• Records
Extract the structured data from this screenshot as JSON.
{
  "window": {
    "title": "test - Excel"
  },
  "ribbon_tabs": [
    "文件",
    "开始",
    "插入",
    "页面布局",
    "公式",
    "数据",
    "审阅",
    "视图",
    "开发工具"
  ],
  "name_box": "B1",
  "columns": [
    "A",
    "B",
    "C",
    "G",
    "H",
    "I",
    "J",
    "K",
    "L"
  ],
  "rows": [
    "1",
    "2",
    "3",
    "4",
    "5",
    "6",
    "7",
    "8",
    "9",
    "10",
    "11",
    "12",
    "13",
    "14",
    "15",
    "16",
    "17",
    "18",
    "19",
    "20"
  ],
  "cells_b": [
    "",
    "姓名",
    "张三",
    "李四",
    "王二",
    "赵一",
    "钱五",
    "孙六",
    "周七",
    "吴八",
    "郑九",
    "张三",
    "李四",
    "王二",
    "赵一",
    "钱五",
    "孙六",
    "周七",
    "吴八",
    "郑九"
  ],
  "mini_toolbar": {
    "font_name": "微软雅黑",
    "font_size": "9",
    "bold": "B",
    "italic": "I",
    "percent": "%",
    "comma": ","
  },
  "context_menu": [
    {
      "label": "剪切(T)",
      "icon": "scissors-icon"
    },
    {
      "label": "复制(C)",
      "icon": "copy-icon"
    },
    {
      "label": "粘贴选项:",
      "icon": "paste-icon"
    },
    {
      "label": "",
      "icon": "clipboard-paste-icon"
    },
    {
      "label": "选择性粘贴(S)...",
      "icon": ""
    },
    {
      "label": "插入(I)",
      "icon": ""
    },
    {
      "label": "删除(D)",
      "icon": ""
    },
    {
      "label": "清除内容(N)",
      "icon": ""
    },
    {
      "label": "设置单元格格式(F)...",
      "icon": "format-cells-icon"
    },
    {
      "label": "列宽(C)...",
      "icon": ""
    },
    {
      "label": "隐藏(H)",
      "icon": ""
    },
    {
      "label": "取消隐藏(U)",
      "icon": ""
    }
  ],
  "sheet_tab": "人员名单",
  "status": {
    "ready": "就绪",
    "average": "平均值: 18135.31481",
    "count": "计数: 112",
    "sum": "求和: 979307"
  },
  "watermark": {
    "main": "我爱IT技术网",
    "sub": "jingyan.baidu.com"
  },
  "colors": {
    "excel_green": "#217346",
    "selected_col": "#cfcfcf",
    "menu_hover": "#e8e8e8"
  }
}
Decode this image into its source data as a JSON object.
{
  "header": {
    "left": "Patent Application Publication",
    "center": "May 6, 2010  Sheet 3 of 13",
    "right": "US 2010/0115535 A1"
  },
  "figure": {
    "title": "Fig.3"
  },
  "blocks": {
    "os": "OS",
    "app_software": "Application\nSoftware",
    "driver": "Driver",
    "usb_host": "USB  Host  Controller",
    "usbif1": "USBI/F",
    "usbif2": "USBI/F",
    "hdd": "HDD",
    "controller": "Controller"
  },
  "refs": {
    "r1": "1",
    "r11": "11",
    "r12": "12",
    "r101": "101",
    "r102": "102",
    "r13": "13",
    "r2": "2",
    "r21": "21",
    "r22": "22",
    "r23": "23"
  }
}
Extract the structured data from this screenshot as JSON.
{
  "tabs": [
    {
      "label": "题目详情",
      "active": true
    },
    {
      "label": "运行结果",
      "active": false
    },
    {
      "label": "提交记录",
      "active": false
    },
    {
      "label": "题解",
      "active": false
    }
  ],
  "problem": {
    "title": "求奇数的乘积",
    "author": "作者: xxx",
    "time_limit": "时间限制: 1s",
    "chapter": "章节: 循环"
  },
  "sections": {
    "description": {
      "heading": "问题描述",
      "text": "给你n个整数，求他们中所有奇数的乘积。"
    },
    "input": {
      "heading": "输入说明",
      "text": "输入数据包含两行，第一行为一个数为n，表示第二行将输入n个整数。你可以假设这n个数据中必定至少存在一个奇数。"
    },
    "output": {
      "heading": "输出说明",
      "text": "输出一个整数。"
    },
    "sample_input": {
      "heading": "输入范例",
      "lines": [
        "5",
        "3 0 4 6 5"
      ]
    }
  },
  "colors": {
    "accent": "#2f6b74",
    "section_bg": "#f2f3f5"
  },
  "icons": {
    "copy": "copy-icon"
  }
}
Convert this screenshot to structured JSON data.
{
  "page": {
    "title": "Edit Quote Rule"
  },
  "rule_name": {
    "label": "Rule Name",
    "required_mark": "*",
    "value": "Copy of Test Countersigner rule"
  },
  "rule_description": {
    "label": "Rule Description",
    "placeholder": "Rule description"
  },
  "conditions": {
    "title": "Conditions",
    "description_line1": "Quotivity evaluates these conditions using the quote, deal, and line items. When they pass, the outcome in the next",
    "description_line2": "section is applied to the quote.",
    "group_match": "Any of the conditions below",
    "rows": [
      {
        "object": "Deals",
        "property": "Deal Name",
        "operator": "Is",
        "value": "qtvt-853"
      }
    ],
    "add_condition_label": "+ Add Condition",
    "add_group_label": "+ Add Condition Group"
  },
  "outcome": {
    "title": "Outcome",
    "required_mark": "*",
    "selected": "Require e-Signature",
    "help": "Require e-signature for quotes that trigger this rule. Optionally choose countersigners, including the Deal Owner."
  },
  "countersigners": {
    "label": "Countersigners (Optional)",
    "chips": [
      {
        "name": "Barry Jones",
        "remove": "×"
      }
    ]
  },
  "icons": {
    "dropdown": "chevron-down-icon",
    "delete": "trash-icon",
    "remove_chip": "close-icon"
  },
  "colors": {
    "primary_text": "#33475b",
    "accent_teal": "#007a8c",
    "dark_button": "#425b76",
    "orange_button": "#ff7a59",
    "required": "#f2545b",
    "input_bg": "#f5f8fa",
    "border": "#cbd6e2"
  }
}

• REQUIRED WORK
Repeat each record exactly. Omit nothing.

• FULL SOLUTION
Extract the structured data from this screenshot as JSON.
{
  "window": {
    "title": "test - Excel"
  },
  "ribbon_tabs": [
    "文件",
    "开始",
    "插入",
    "页面布局",
    "公式",
    "数据",
    "审阅",
    "视图",
    "开发工具"
  ],
  "name_box": "B1",
  "columns": [
    "A",
    "B",
    "C",
    "G",
    "H",
    "I",
    "J",
    "K",
    "L"
  ],
  "rows": [
    "1",
    "2",
    "3",
    "4",
    "5",
    "6",
    "7",
    "8",
    "9",
    "10",
    "11",
    "12",
    "13",
    "14",
    "15",
    "16",
    "17",
    "18",
    "19",
    "20"
  ],
  "cells_b": [
    "",
    "姓名",
    "张三",
    "李四",
    "王二",
    "赵一",
    "钱五",
    "孙六",
    "周七",
    "吴八",
    "郑九",
    "张三",
    "李四",
    "王二",
    "赵一",
    "钱五",
    "孙六",
    "周七",
    "吴八",
    "郑九"
  ],
  "mini_toolbar": {
    "font_name": "微软雅黑",
    "font_size": "9",
    "bold": "B",
    "italic": "I",
    "percent": "%",
    "comma": ","
  },
  "context_menu": [
    {
      "label": "剪切(T)",
      "icon": "scissors-icon"
    },
    {
      "label": "复制(C)",
      "icon": "copy-icon"
    },
    {
      "label": "粘贴选项:",
      "icon": "paste-icon"
    },
    {
      "label": "",
      "icon": "clipboard-paste-icon"
    },
    {
      "label": "选择性粘贴(S)...",
      "icon": ""
    },
    {
      "label": "插入(I)",
      "icon": ""
    },
    {
      "label": "删除(D)",
      "icon": ""
    },
    {
      "label": "清除内容(N)",
      "icon": ""
    },
    {
      "label": "设置单元格格式(F)...",
      "icon": "format-cells-icon"
    },
    {
      "label": "列宽(C)...",
      "icon": ""
    },
    {
      "label": "隐藏(H)",
      "icon": ""
    },
    {
      "label": "取消隐藏(U)",
      "icon": ""
    }
  ],
  "sheet_tab": "人员名单",
  "status": {
    "ready": "就绪",
    "average": "平均值: 18135.31481",
    "count": "计数: 112",
    "sum": "求和: 979307"
  },
  "watermark": {
    "main": "我爱IT技术网",
    "sub": "jingyan.baidu.com"
  },
  "colors": {
    "excel_green": "#217346",
    "selected_col": "#cfcfcf",
    "menu_hover": "#e8e8e8"
  }
}
Decode this image into its source data as a JSON object.
{
  "header": {
    "left": "Patent Application Publication",
    "center": "May 6, 2010  Sheet 3 of 13",
    "right": "US 2010/0115535 A1"
  },
  "figure": {
    "title": "Fig.3"
  },
  "blocks": {
    "os": "OS",
    "app_software": "Application\nSoftware",
    "driver": "Driver",
    "usb_host": "USB  Host  Controller",
    "usbif1": "USBI/F",
    "usbif2": "USBI/F",
    "hdd": "HDD",
    "controller": "Controller"
  },
  "refs": {
    "r1": "1",
    "r11": "11",
    "r12": "12",
    "r101": "101",
    "r102": "102",
    "r13": "13",
    "r2": "2",
    "r21": "21",
    "r22": "22",
    "r23": "23"
  }
}
Extract the structured data from this screenshot as JSON.
{
  "tabs": [
    {
      "label": "题目详情",
      "active": true
    },
    {
      "label": "运行结果",
      "active": false
    },
    {
      "label": "提交记录",
      "active": false
    },
    {
      "label": "题解",
      "active": false
    }
  ],
  "problem": {
    "title": "求奇数的乘积",
    "author": "作者: xxx",
    "time_limit": "时间限制: 1s",
    "chapter": "章节: 循环"
  },
  "sections": {
    "description": {
      "heading": "问题描述",
      "text": "给你n个整数，求他们中所有奇数的乘积。"
    },
    "input": {
      "heading": "输入说明",
      "text": "输入数据包含两行，第一行为一个数为n，表示第二行将输入n个整数。你可以假设这n个数据中必定至少存在一个奇数。"
    },
    "output": {
      "heading": "输出说明",
      "text": "输出一个整数。"
    },
    "sample_input": {
      "heading": "输入范例",
      "lines": [
        "5",
        "3 0 4 6 5"
      ]
    }
  },
  "colors": {
    "accent": "#2f6b74",
    "section_bg": "#f2f3f5"
  },
  "icons": {
    "copy": "copy-icon"
  }
}
Convert this screenshot to structured JSON data.
{
  "page": {
    "title": "Edit Quote Rule"
  },
  "rule_name": {
    "label": "Rule Name",
    "required_mark": "*",
    "value": "Copy of Test Countersigner rule"
  },
  "rule_description": {
    "label": "Rule Description",
    "placeholder": "Rule description"
  },
  "conditions": {
    "title": "Conditions",
    "description_line1": "Quotivity evaluates these conditions using the quote, deal, and line items. When they pass, the outcome in the next",
    "description_line2": "section is applied to the quote.",
    "group_match": "Any of the conditions below",
    "rows": [
      {
        "object": "Deals",
        "property": "Deal Name",
        "operator": "Is",
        "value": "qtvt-853"
      }
    ],
    "add_condition_label": "+ Add Condition",
    "add_group_label": "+ Add Condition Group"
  },
  "outcome": {
    "title": "Outcome",
    "required_mark": "*",
    "selected": "Require e-Signature",
    "help": "Require e-signature for quotes that trigger this rule. Optionally choose countersigners, including the Deal Owner."
  },
  "countersigners": {
    "label": "Countersigners (Optional)",
    "chips": [
      {
        "name": "Barry Jones",
        "remove": "×"
      }
    ]
  },
  "icons": {
    "dropdown": "chevron-down-icon",
    "delete": "trash-icon",
    "remove_chip": "close-icon"
  },
  "colors": {
    "primary_text": "#33475b",
    "accent_teal": "#007a8c",
    "dark_button": "#425b76",
    "orange_button": "#ff7a59",
    "required": "#f2545b",
    "input_bg": "#f5f8fa",
    "border": "#cbd6e2"
  }
}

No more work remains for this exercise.